**Task statement**
Drop all pictures and repeat exactly the lines from the line holding "Read all visible text" through the end of the records.

**Working data**
□ □ □ □

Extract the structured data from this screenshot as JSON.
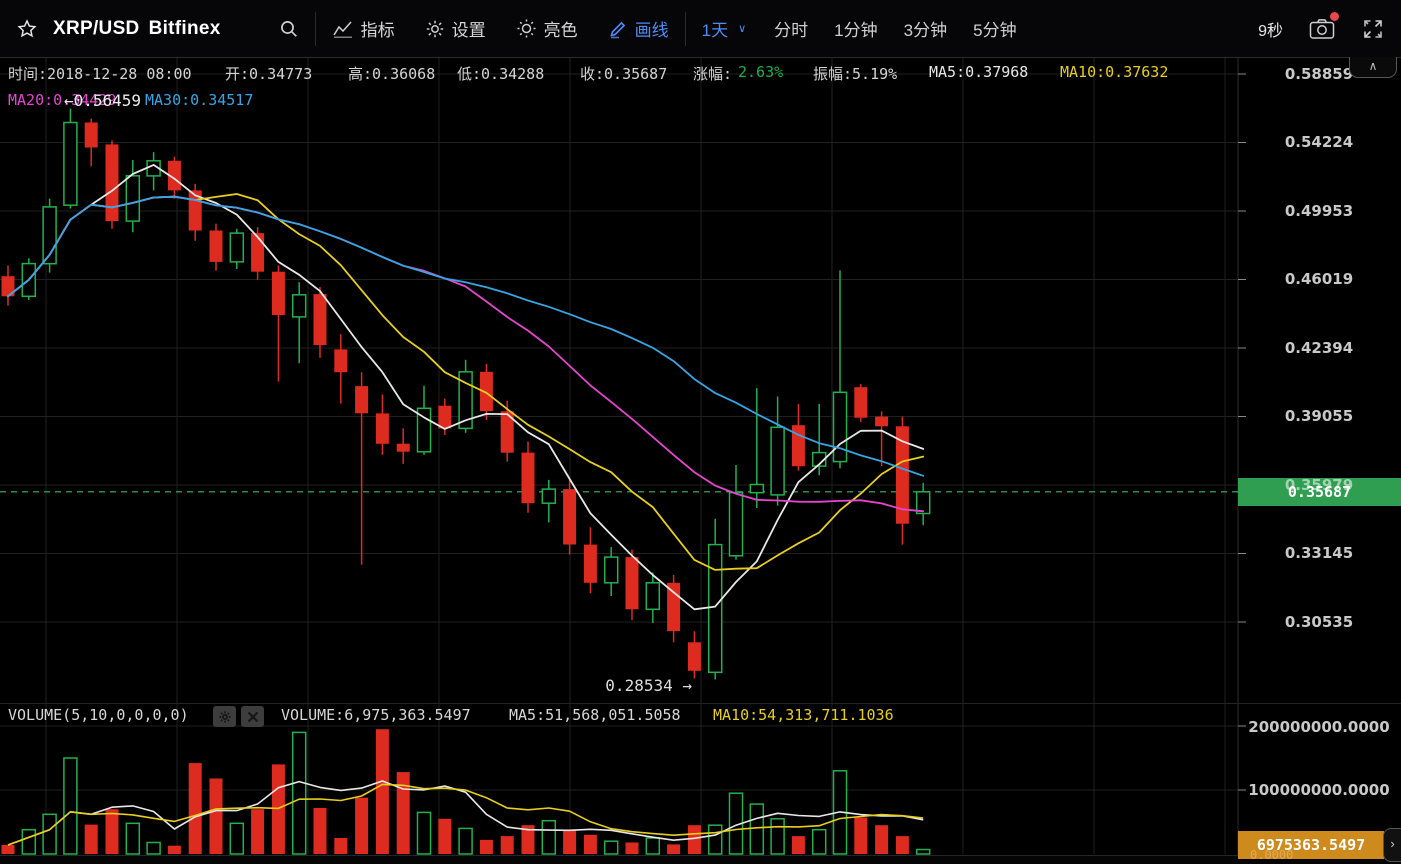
{
  "toolbar": {
    "symbol": "XRP/USD",
    "exchange": "Bitfinex",
    "menus": [
      {
        "label": "指标"
      },
      {
        "label": "设置"
      },
      {
        "label": "亮色"
      },
      {
        "label": "画线"
      }
    ],
    "period_selected": "1天",
    "periods": [
      "分时",
      "1分钟",
      "3分钟",
      "5分钟"
    ],
    "countdown": "9秒"
  },
  "info_bar": {
    "time": "时间:2018-12-28 08:00",
    "open": "开:0.34773",
    "high": "高:0.36068",
    "low": "低:0.34288",
    "close": "收:0.35687",
    "gain_label": "涨幅:",
    "gain_value": "2.63%",
    "amplitude": "振幅:5.19%",
    "ma5": "MA5:0.37968",
    "ma10": "MA10:0.37632",
    "ma20": "MA20:0.34429",
    "ma30": "MA30:0.34517"
  },
  "markers": {
    "high": "←0.56459",
    "low": "0.28534 →"
  },
  "price_axis": {
    "labels": [
      "0.58859",
      "0.54224",
      "0.49953",
      "0.46019",
      "0.42394",
      "0.39055",
      "0.35979",
      "0.33145",
      "0.30535"
    ],
    "current": "0.35687"
  },
  "volume_axis": {
    "labels": [
      "200000000.0000",
      "100000000.0000"
    ],
    "current": "6975363.5497",
    "ghost_zero": "0.0000"
  },
  "volume_header": {
    "title": "VOLUME(5,10,0,0,0,0)",
    "volume": "VOLUME:6,975,363.5497",
    "ma5": "MA5:51,568,051.5058",
    "ma10": "MA10:54,313,711.1036"
  },
  "colors": {
    "up": "#22b14c",
    "down": "#dd2b20",
    "ma5": "#e8e8e8",
    "ma10": "#e8cf1e",
    "ma20": "#e645d0",
    "ma30": "#36a6e5",
    "accent_blue": "#4e8cf8",
    "gain_green": "#18b04a",
    "price_line": "#2fbf63",
    "badge_green": "#2f9e50",
    "badge_orange": "#cf8a1e",
    "grid": "#212121"
  },
  "chart_data": {
    "type": "candlestick_with_volume",
    "title": "XRP/USD Bitfinex 1天",
    "log_scale": true,
    "price_axis_max": 0.58859,
    "price_axis_ratio_per_step": 1.0855,
    "current_price": 0.35687,
    "session_high": 0.56459,
    "session_low": 0.28534,
    "ma_periods": [
      5,
      10,
      20,
      30
    ],
    "volume_ma_periods": [
      5,
      10
    ],
    "candles_ohlc": [
      [
        0.462,
        0.468,
        0.446,
        0.451
      ],
      [
        0.451,
        0.472,
        0.449,
        0.469
      ],
      [
        0.469,
        0.507,
        0.464,
        0.502
      ],
      [
        0.503,
        0.5646,
        0.501,
        0.5554
      ],
      [
        0.5554,
        0.558,
        0.527,
        0.539
      ],
      [
        0.541,
        0.5435,
        0.489,
        0.4935
      ],
      [
        0.4935,
        0.531,
        0.487,
        0.521
      ],
      [
        0.521,
        0.536,
        0.512,
        0.5305
      ],
      [
        0.5305,
        0.533,
        0.507,
        0.512
      ],
      [
        0.512,
        0.516,
        0.482,
        0.488
      ],
      [
        0.488,
        0.492,
        0.465,
        0.47
      ],
      [
        0.47,
        0.489,
        0.466,
        0.4865
      ],
      [
        0.4865,
        0.49,
        0.46,
        0.4645
      ],
      [
        0.4645,
        0.468,
        0.4072,
        0.441
      ],
      [
        0.44,
        0.4587,
        0.4163,
        0.4518
      ],
      [
        0.4522,
        0.456,
        0.419,
        0.4254
      ],
      [
        0.4232,
        0.431,
        0.3966,
        0.4118
      ],
      [
        0.405,
        0.4118,
        0.327,
        0.392
      ],
      [
        0.392,
        0.401,
        0.373,
        0.378
      ],
      [
        0.378,
        0.385,
        0.369,
        0.3744
      ],
      [
        0.3744,
        0.4052,
        0.373,
        0.3944
      ],
      [
        0.3956,
        0.399,
        0.382,
        0.385
      ],
      [
        0.385,
        0.418,
        0.383,
        0.412
      ],
      [
        0.412,
        0.416,
        0.389,
        0.393
      ],
      [
        0.393,
        0.398,
        0.37,
        0.374
      ],
      [
        0.374,
        0.379,
        0.348,
        0.352
      ],
      [
        0.352,
        0.362,
        0.344,
        0.358
      ],
      [
        0.358,
        0.362,
        0.331,
        0.335
      ],
      [
        0.335,
        0.342,
        0.316,
        0.32
      ],
      [
        0.32,
        0.334,
        0.315,
        0.33
      ],
      [
        0.33,
        0.333,
        0.306,
        0.31
      ],
      [
        0.31,
        0.324,
        0.305,
        0.32
      ],
      [
        0.32,
        0.323,
        0.298,
        0.302
      ],
      [
        0.298,
        0.302,
        0.28534,
        0.288
      ],
      [
        0.2875,
        0.3455,
        0.285,
        0.335
      ],
      [
        0.3305,
        0.3685,
        0.329,
        0.3565
      ],
      [
        0.3565,
        0.404,
        0.35,
        0.36
      ],
      [
        0.3555,
        0.4,
        0.351,
        0.3855
      ],
      [
        0.3865,
        0.3965,
        0.366,
        0.368
      ],
      [
        0.368,
        0.3965,
        0.364,
        0.374
      ],
      [
        0.37,
        0.4652,
        0.367,
        0.402
      ],
      [
        0.4045,
        0.406,
        0.388,
        0.39
      ],
      [
        0.3905,
        0.393,
        0.368,
        0.386
      ],
      [
        0.386,
        0.3905,
        0.335,
        0.3435
      ],
      [
        0.34773,
        0.36068,
        0.34288,
        0.35687
      ]
    ],
    "volumes": [
      14000000,
      38000000,
      62000000,
      150000000,
      46000000,
      70000000,
      48000000,
      18000000,
      13000000,
      142000000,
      118000000,
      48000000,
      70000000,
      140000000,
      190000000,
      72000000,
      25000000,
      88000000,
      195000000,
      128000000,
      65000000,
      55000000,
      40000000,
      22000000,
      28000000,
      45000000,
      52000000,
      38000000,
      30000000,
      20000000,
      18000000,
      25000000,
      15000000,
      45000000,
      45000000,
      95000000,
      78000000,
      55000000,
      28000000,
      38000000,
      130000000,
      57000000,
      45000000,
      28000000,
      6975363.5497
    ]
  }
}
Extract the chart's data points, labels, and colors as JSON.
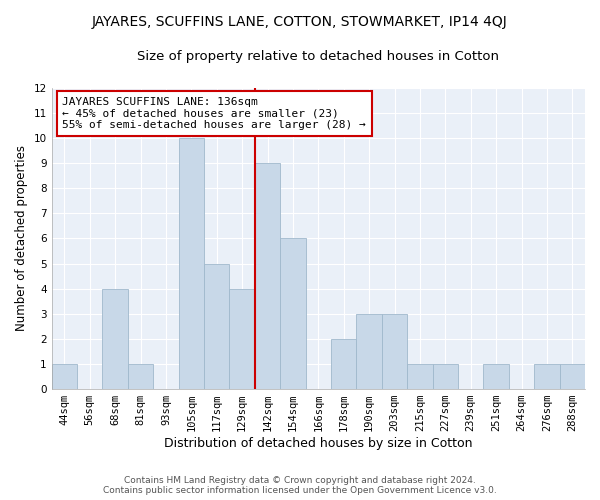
{
  "title": "JAYARES, SCUFFINS LANE, COTTON, STOWMARKET, IP14 4QJ",
  "subtitle": "Size of property relative to detached houses in Cotton",
  "xlabel": "Distribution of detached houses by size in Cotton",
  "ylabel": "Number of detached properties",
  "bin_labels": [
    "44sqm",
    "56sqm",
    "68sqm",
    "81sqm",
    "93sqm",
    "105sqm",
    "117sqm",
    "129sqm",
    "142sqm",
    "154sqm",
    "166sqm",
    "178sqm",
    "190sqm",
    "203sqm",
    "215sqm",
    "227sqm",
    "239sqm",
    "251sqm",
    "264sqm",
    "276sqm",
    "288sqm"
  ],
  "bar_heights": [
    1,
    0,
    4,
    1,
    0,
    10,
    5,
    4,
    9,
    6,
    0,
    2,
    3,
    3,
    1,
    1,
    0,
    1,
    0,
    1,
    1
  ],
  "bar_color": "#c8d8e8",
  "bar_edge_color": "#a0b8cc",
  "bg_color": "#eaf0f8",
  "grid_color": "#ffffff",
  "vline_color": "#cc0000",
  "annotation_title": "JAYARES SCUFFINS LANE: 136sqm",
  "annotation_line1": "← 45% of detached houses are smaller (23)",
  "annotation_line2": "55% of semi-detached houses are larger (28) →",
  "annotation_box_color": "#ffffff",
  "annotation_box_edge": "#cc0000",
  "ylim": [
    0,
    12
  ],
  "yticks": [
    0,
    1,
    2,
    3,
    4,
    5,
    6,
    7,
    8,
    9,
    10,
    11,
    12
  ],
  "footer_line1": "Contains HM Land Registry data © Crown copyright and database right 2024.",
  "footer_line2": "Contains public sector information licensed under the Open Government Licence v3.0.",
  "title_fontsize": 10,
  "subtitle_fontsize": 9.5,
  "xlabel_fontsize": 9,
  "ylabel_fontsize": 8.5,
  "tick_fontsize": 7.5,
  "footer_fontsize": 6.5,
  "annotation_fontsize": 8
}
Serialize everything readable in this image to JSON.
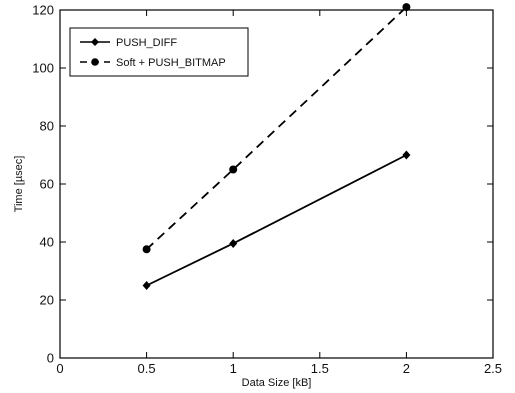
{
  "chart_data": {
    "type": "line",
    "xlabel": "Data Size [kB]",
    "ylabel": "Time [µsec]",
    "xlim": [
      0,
      2.5
    ],
    "ylim": [
      0,
      120
    ],
    "xticks": [
      "0",
      "0.5",
      "1",
      "1.5",
      "2",
      "2.5"
    ],
    "yticks": [
      "0",
      "20",
      "40",
      "60",
      "80",
      "100",
      "120"
    ],
    "grid": false,
    "legend": "top-left",
    "series": [
      {
        "name": "PUSH_DIFF",
        "style": "solid",
        "marker": "diamond",
        "x": [
          0.5,
          1,
          2
        ],
        "y": [
          25,
          39.5,
          70
        ]
      },
      {
        "name": "Soft + PUSH_BITMAP",
        "style": "dashed",
        "marker": "circle",
        "x": [
          0.5,
          1,
          2
        ],
        "y": [
          37.5,
          65,
          121
        ]
      }
    ]
  }
}
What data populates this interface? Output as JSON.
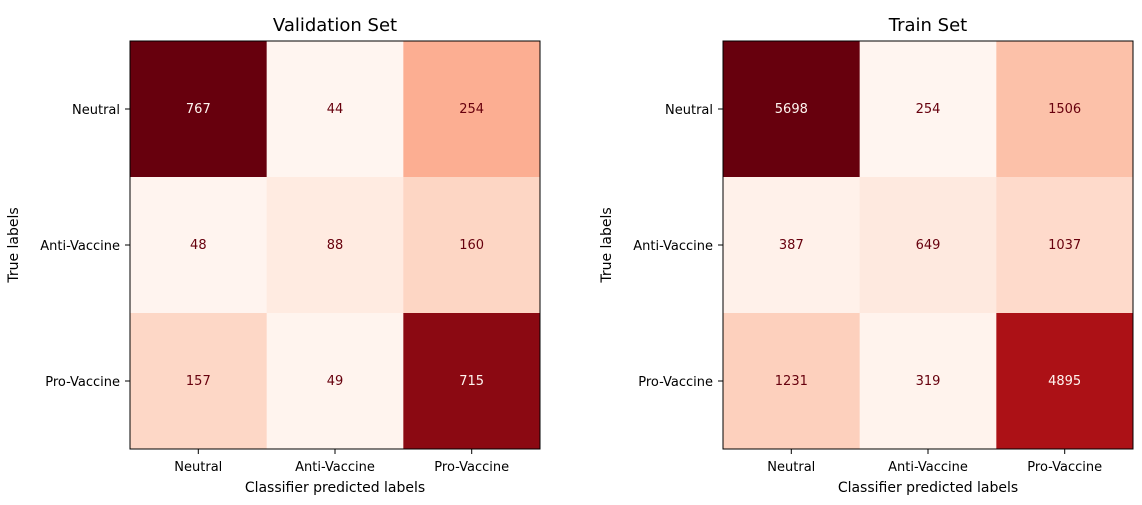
{
  "chart_data": [
    {
      "type": "heatmap",
      "title": "Validation Set",
      "xlabel": "Classifier predicted labels",
      "ylabel": "True labels",
      "x_categories": [
        "Neutral",
        "Anti-Vaccine",
        "Pro-Vaccine"
      ],
      "y_categories": [
        "Neutral",
        "Anti-Vaccine",
        "Pro-Vaccine"
      ],
      "colormap": "Reds",
      "colorbar": false,
      "grid": false,
      "values": [
        [
          767,
          44,
          254
        ],
        [
          48,
          88,
          160
        ],
        [
          157,
          49,
          715
        ]
      ]
    },
    {
      "type": "heatmap",
      "title": "Train Set",
      "xlabel": "Classifier predicted labels",
      "ylabel": "True labels",
      "x_categories": [
        "Neutral",
        "Anti-Vaccine",
        "Pro-Vaccine"
      ],
      "y_categories": [
        "Neutral",
        "Anti-Vaccine",
        "Pro-Vaccine"
      ],
      "colormap": "Reds",
      "colorbar": false,
      "grid": false,
      "values": [
        [
          5698,
          254,
          1506
        ],
        [
          387,
          649,
          1037
        ],
        [
          1231,
          319,
          4895
        ]
      ]
    }
  ]
}
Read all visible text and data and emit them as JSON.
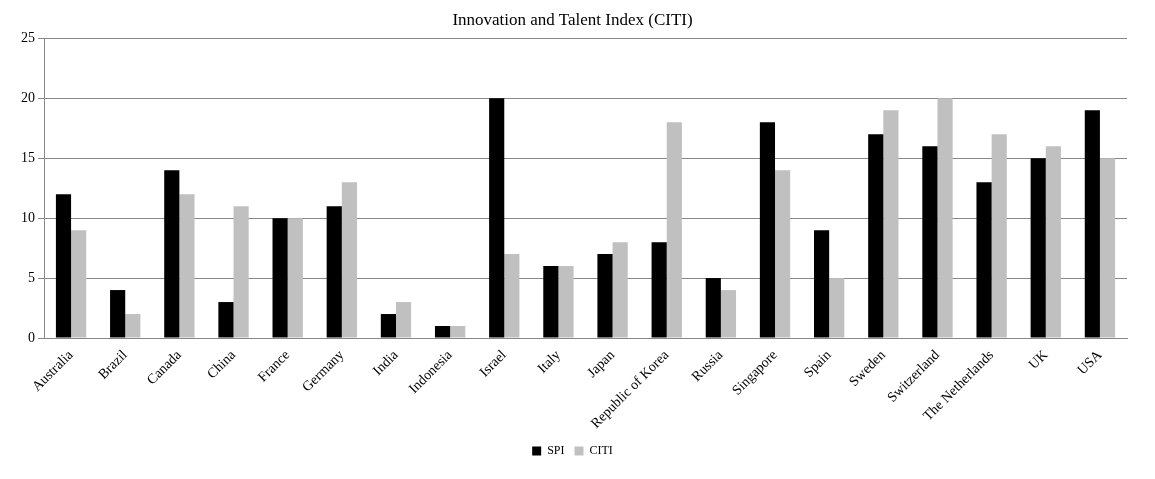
{
  "chart_data": {
    "type": "bar",
    "title": "Innovation and Talent Index (CITI)",
    "categories": [
      "Australia",
      "Brazil",
      "Canada",
      "China",
      "France",
      "Germany",
      "India",
      "Indonesia",
      "Israel",
      "Italy",
      "Japan",
      "Republic of Korea",
      "Russia",
      "Singapore",
      "Spain",
      "Sweden",
      "Switzerland",
      "The Netherlands",
      "UK",
      "USA"
    ],
    "series": [
      {
        "name": "SPI",
        "color": "#000000",
        "values": [
          12,
          4,
          14,
          3,
          10,
          11,
          2,
          1,
          20,
          6,
          7,
          8,
          5,
          18,
          9,
          17,
          16,
          13,
          15,
          19
        ]
      },
      {
        "name": "CITI",
        "color": "#c0c0c0",
        "values": [
          9,
          2,
          12,
          11,
          10,
          13,
          3,
          1,
          7,
          6,
          8,
          18,
          4,
          14,
          5,
          19,
          20,
          17,
          16,
          15
        ]
      }
    ],
    "ylim": [
      0,
      25
    ],
    "yticks": [
      0,
      5,
      10,
      15,
      20,
      25
    ],
    "grid": "y",
    "legend": "bottom"
  }
}
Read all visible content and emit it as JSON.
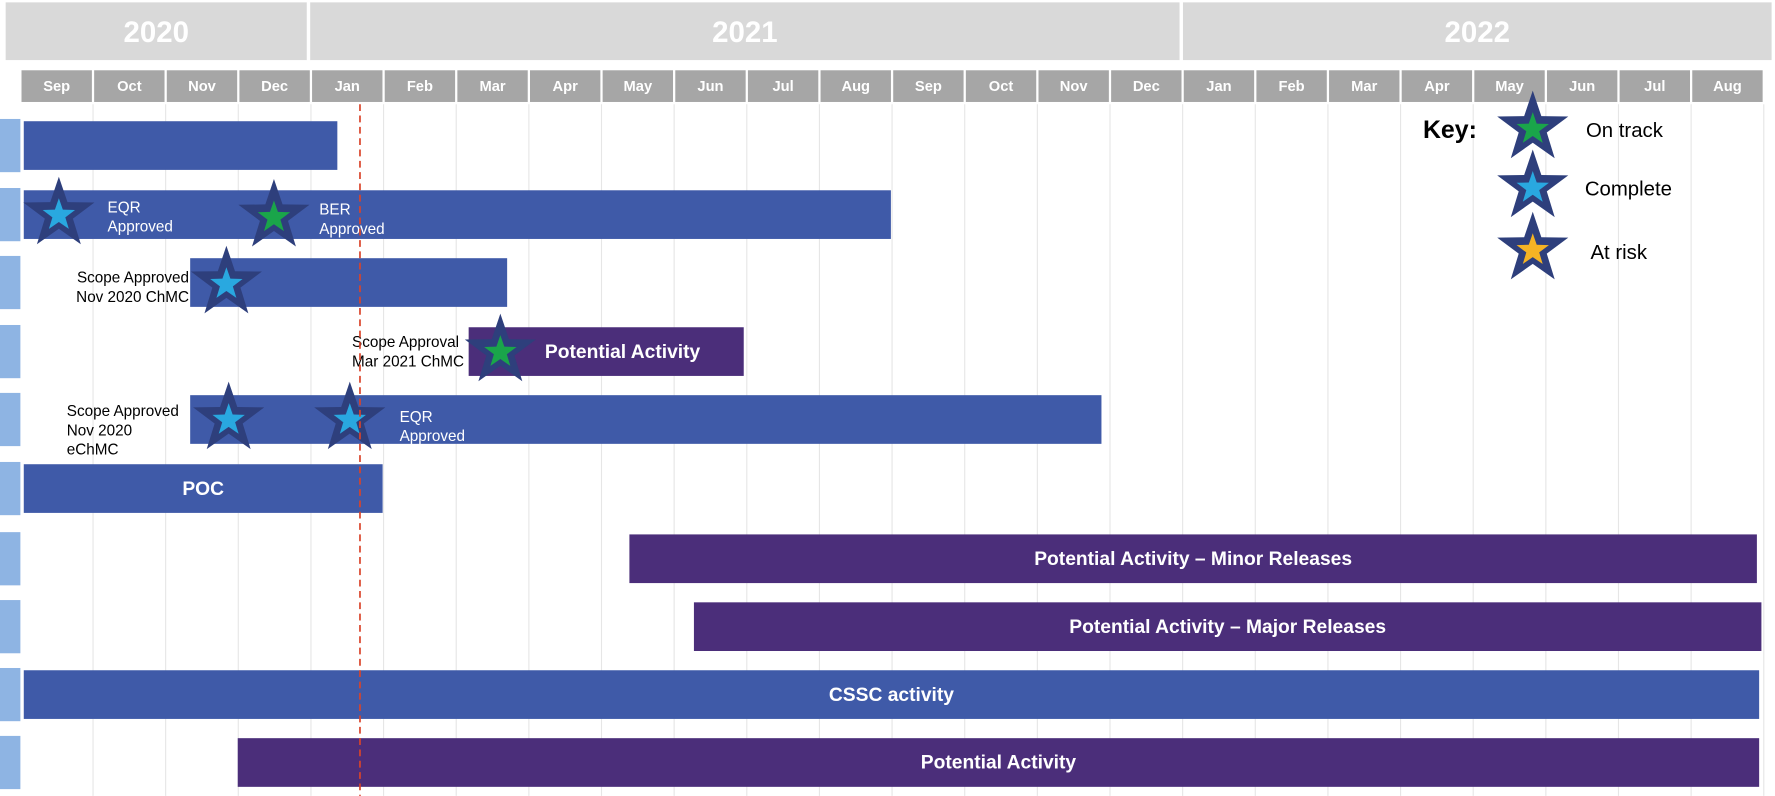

□ □ □ □

**Written response**
Read all visible text and data and emit them as JSON.
{
  "chart_data": {
    "type": "bar",
    "title": "Innovation and Talent Index (CITI)",
    "categories": [
      "Australia",
      "Brazil",
      "Canada",
      "China",
      "France",
      "Germany",
      "India",
      "Indonesia",
      "Israel",
      "Italy",
      "Japan",
      "Republic of Korea",
      "Russia",
      "Singapore",
      "Spain",
      "Sweden",
      "Switzerland",
      "The Netherlands",
      "UK",
      "USA"
    ],
    "series": [
      {
        "name": "SPI",
        "color": "#000000",
        "values": [
          12,
          4,
          14,
          3,
          10,
          11,
          2,
          1,
          20,
          6,
          7,
          8,
          5,
          18,
          9,
          17,
          16,
          13,
          15,
          19
        ]
      },
      {
        "name": "CITI",
        "color": "#c0c0c0",
        "values": [
          9,
          2,
          12,
          11,
          10,
          13,
          3,
          1,
          7,
          6,
          8,
          18,
          4,
          14,
          5,
          19,
          20,
          17,
          16,
          15
        ]
      }
    ],
    "ylim": [
      0,
      25
    ],
    "yticks": [
      0,
      5,
      10,
      15,
      20,
      25
    ],
    "grid": "y",
    "legend": "bottom"
  }
}
Read all visible content and emit it as JSON.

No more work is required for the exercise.